▶ Task input:
----

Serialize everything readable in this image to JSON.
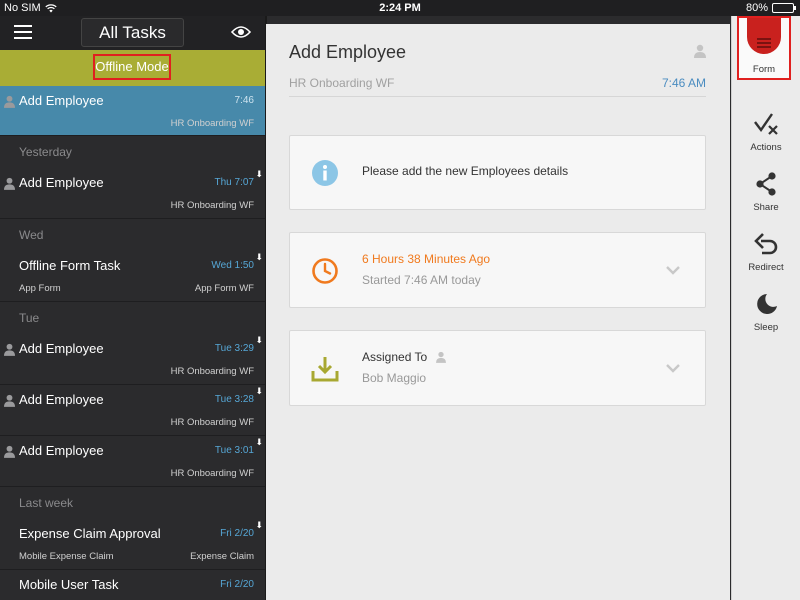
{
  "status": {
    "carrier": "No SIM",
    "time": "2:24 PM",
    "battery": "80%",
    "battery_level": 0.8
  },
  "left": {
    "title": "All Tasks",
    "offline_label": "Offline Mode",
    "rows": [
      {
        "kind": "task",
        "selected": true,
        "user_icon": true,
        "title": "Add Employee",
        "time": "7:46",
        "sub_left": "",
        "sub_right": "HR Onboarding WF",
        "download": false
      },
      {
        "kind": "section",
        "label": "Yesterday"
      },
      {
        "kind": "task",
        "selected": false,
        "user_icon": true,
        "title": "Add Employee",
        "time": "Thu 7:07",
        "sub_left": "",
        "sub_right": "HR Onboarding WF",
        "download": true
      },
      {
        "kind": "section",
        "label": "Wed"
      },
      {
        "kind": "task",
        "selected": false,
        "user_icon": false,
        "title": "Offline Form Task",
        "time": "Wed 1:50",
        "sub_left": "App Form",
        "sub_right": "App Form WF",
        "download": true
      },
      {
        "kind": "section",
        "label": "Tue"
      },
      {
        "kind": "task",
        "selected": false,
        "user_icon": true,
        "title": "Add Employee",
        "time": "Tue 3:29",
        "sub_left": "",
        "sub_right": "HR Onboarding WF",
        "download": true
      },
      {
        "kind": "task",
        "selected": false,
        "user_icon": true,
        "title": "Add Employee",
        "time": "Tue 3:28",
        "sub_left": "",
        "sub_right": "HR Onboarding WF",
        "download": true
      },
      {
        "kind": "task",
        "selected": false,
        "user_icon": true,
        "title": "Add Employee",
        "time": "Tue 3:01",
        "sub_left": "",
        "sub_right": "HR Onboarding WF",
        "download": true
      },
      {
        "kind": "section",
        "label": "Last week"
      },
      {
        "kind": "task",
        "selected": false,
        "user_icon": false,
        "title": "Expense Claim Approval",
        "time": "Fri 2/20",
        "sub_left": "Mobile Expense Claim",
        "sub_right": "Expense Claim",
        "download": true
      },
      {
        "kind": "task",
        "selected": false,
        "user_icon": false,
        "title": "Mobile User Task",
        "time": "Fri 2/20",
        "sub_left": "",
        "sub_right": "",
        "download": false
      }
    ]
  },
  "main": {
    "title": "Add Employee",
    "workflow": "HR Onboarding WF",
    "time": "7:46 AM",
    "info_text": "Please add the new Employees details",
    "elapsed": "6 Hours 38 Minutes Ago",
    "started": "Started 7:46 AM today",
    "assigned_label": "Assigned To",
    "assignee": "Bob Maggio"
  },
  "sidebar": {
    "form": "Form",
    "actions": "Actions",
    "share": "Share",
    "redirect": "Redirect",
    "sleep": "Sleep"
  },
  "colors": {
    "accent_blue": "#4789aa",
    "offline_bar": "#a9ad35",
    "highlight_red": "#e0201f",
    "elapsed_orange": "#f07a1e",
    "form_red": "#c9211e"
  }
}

----

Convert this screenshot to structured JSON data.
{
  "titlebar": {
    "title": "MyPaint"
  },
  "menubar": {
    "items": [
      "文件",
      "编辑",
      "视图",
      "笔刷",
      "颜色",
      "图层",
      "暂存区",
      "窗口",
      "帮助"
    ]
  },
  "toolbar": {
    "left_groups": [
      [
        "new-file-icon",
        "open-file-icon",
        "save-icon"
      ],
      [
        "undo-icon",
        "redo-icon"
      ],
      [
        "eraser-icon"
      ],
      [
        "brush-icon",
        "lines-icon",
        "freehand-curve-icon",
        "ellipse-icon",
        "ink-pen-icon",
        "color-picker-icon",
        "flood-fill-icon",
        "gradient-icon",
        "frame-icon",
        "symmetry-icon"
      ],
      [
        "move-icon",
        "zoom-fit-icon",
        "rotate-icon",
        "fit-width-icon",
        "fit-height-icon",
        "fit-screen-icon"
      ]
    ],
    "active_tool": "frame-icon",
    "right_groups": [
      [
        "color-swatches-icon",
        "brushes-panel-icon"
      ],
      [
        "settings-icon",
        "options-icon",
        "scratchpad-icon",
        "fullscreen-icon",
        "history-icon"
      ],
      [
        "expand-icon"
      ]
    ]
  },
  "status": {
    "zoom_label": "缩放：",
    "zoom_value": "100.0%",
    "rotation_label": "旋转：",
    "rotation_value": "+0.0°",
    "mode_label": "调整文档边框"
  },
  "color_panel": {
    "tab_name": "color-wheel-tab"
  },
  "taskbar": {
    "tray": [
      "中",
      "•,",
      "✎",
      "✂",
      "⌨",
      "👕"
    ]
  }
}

----

▶ Objective: Copy all lines from the listing that contain "time".

▶ Completed exercise:
    "time": "2:24 PM",
        "time": "7:46",
        "time": "Thu 7:07",
        "time": "Wed 1:50",
        "time": "Tue 3:29",
        "time": "Tue 3:28",
        "time": "Tue 3:01",
        "time": "Fri 2/20",
        "time": "Fri 2/20",
    "time": "7:46 AM",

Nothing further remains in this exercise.